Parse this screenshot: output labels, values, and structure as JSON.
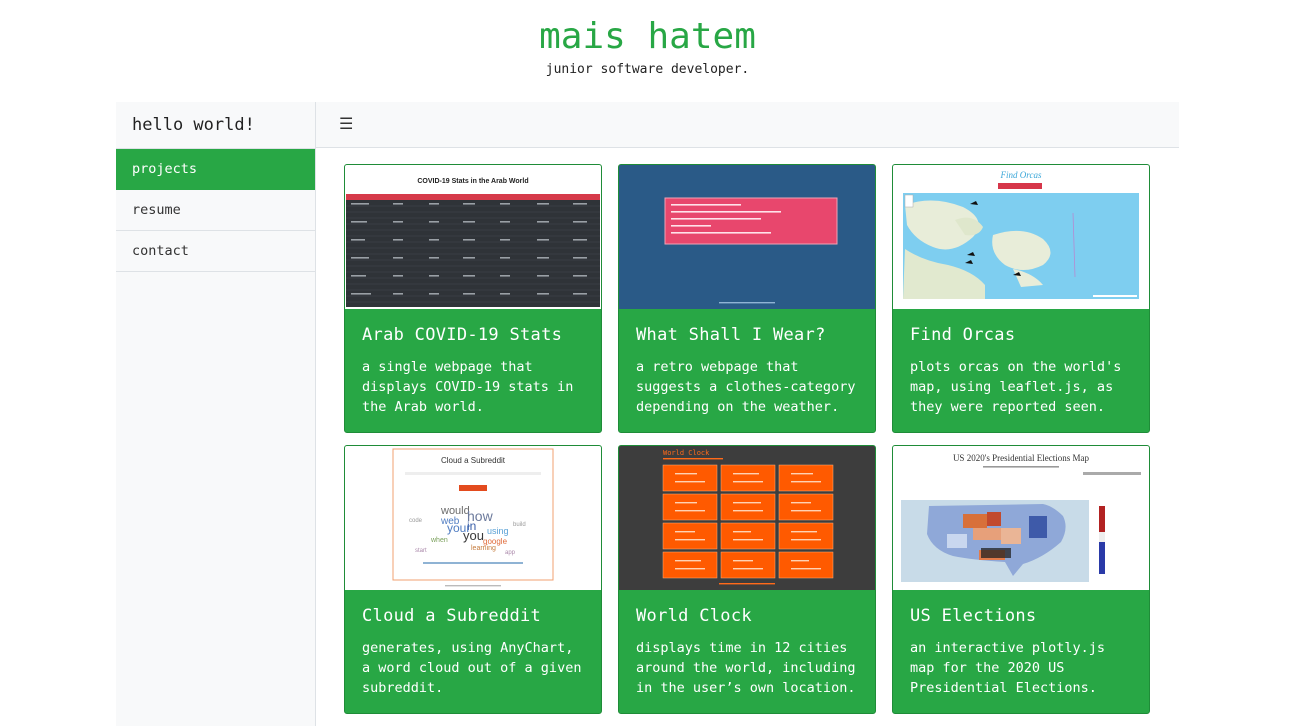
{
  "header": {
    "title": "mais hatem",
    "tagline": "junior software developer."
  },
  "sidebar": {
    "heading": "hello world!",
    "items": [
      {
        "label": "projects",
        "active": true
      },
      {
        "label": "resume",
        "active": false
      },
      {
        "label": "contact",
        "active": false
      }
    ]
  },
  "topbar": {
    "toggle_icon": "☰"
  },
  "colors": {
    "accent": "#28a745",
    "sidebar_bg": "#f8f9fa"
  },
  "projects": [
    {
      "title": "Arab COVID-19 Stats",
      "description": "a single webpage that displays COVID-19 stats in the Arab world.",
      "thumb_title": "COVID-19 Stats in the Arab World"
    },
    {
      "title": "What Shall I Wear?",
      "description": "a retro webpage that suggests a clothes-category depending on the weather."
    },
    {
      "title": "Find Orcas",
      "description": "plots orcas on the world's map, using leaflet.js, as they were reported seen.",
      "thumb_title": "Find Orcas"
    },
    {
      "title": "Cloud a Subreddit",
      "description": "generates, using AnyChart, a word cloud out of a given subreddit.",
      "thumb_title": "Cloud a Subreddit"
    },
    {
      "title": "World Clock",
      "description": "displays time in 12 cities around the world, including in the user’s own location.",
      "thumb_title": "World Clock"
    },
    {
      "title": "US Elections",
      "description": "an interactive plotly.js map for the 2020 US Presidential Elections.",
      "thumb_title": "US 2020's Presidential Elections Map"
    }
  ]
}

#####

> **Job**
Your copy should repeat each entry above exactly but contain no pictures.

> **Output for this task**
Parse this screenshot: output labels, values, and structure as JSON.
{
  "header": {
    "title": "mais hatem",
    "tagline": "junior software developer."
  },
  "sidebar": {
    "heading": "hello world!",
    "items": [
      {
        "label": "projects",
        "active": true
      },
      {
        "label": "resume",
        "active": false
      },
      {
        "label": "contact",
        "active": false
      }
    ]
  },
  "topbar": {
    "toggle_icon": "☰"
  },
  "colors": {
    "accent": "#28a745",
    "sidebar_bg": "#f8f9fa"
  },
  "projects": [
    {
      "title": "Arab COVID-19 Stats",
      "description": "a single webpage that displays COVID-19 stats in the Arab world.",
      "thumb_title": "COVID-19 Stats in the Arab World"
    },
    {
      "title": "What Shall I Wear?",
      "description": "a retro webpage that suggests a clothes-category depending on the weather."
    },
    {
      "title": "Find Orcas",
      "description": "plots orcas on the world's map, using leaflet.js, as they were reported seen.",
      "thumb_title": "Find Orcas"
    },
    {
      "title": "Cloud a Subreddit",
      "description": "generates, using AnyChart, a word cloud out of a given subreddit.",
      "thumb_title": "Cloud a Subreddit"
    },
    {
      "title": "World Clock",
      "description": "displays time in 12 cities around the world, including in the user’s own location.",
      "thumb_title": "World Clock"
    },
    {
      "title": "US Elections",
      "description": "an interactive plotly.js map for the 2020 US Presidential Elections.",
      "thumb_title": "US 2020's Presidential Elections Map"
    }
  ]
}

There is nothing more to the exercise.